(Records from a data collection)
"""

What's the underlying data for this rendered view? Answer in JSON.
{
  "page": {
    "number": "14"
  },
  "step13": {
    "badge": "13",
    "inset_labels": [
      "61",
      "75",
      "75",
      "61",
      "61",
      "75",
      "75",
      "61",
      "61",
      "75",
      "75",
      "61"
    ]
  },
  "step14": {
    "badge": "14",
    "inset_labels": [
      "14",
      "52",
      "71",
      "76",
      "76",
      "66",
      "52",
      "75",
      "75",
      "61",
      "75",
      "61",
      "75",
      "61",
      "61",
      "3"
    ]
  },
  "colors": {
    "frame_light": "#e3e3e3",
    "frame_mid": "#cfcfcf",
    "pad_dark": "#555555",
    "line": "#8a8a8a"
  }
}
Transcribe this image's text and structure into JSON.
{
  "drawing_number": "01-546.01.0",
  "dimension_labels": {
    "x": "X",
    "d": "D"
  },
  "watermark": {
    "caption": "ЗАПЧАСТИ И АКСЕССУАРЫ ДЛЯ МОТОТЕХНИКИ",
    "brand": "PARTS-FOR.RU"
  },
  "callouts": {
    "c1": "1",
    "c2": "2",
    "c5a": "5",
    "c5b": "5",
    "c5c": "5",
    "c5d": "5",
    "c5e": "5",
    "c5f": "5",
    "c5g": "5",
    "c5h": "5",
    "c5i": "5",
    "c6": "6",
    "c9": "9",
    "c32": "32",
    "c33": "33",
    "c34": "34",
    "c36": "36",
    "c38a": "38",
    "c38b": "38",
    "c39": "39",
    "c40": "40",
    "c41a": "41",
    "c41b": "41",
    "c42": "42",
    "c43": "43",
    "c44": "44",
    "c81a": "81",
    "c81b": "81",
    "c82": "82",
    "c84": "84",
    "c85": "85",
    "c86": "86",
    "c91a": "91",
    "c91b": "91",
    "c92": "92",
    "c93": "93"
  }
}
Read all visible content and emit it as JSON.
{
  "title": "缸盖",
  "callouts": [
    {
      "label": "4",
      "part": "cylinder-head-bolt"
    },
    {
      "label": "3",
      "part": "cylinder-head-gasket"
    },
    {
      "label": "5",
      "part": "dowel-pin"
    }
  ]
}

"""

Reproduce all the data word for word.

What's the underlying data for this rendered view? Answer in JSON.
{
  "page": {
    "number": "14"
  },
  "step13": {
    "badge": "13",
    "inset_labels": [
      "61",
      "75",
      "75",
      "61",
      "61",
      "75",
      "75",
      "61",
      "61",
      "75",
      "75",
      "61"
    ]
  },
  "step14": {
    "badge": "14",
    "inset_labels": [
      "14",
      "52",
      "71",
      "76",
      "76",
      "66",
      "52",
      "75",
      "75",
      "61",
      "75",
      "61",
      "75",
      "61",
      "61",
      "3"
    ]
  },
  "colors": {
    "frame_light": "#e3e3e3",
    "frame_mid": "#cfcfcf",
    "pad_dark": "#555555",
    "line": "#8a8a8a"
  }
}
Transcribe this image's text and structure into JSON.
{
  "drawing_number": "01-546.01.0",
  "dimension_labels": {
    "x": "X",
    "d": "D"
  },
  "watermark": {
    "caption": "ЗАПЧАСТИ И АКСЕССУАРЫ ДЛЯ МОТОТЕХНИКИ",
    "brand": "PARTS-FOR.RU"
  },
  "callouts": {
    "c1": "1",
    "c2": "2",
    "c5a": "5",
    "c5b": "5",
    "c5c": "5",
    "c5d": "5",
    "c5e": "5",
    "c5f": "5",
    "c5g": "5",
    "c5h": "5",
    "c5i": "5",
    "c6": "6",
    "c9": "9",
    "c32": "32",
    "c33": "33",
    "c34": "34",
    "c36": "36",
    "c38a": "38",
    "c38b": "38",
    "c39": "39",
    "c40": "40",
    "c41a": "41",
    "c41b": "41",
    "c42": "42",
    "c43": "43",
    "c44": "44",
    "c81a": "81",
    "c81b": "81",
    "c82": "82",
    "c84": "84",
    "c85": "85",
    "c86": "86",
    "c91a": "91",
    "c91b": "91",
    "c92": "92",
    "c93": "93"
  }
}
Read all visible content and emit it as JSON.
{
  "title": "缸盖",
  "callouts": [
    {
      "label": "4",
      "part": "cylinder-head-bolt"
    },
    {
      "label": "3",
      "part": "cylinder-head-gasket"
    },
    {
      "label": "5",
      "part": "dowel-pin"
    }
  ]
}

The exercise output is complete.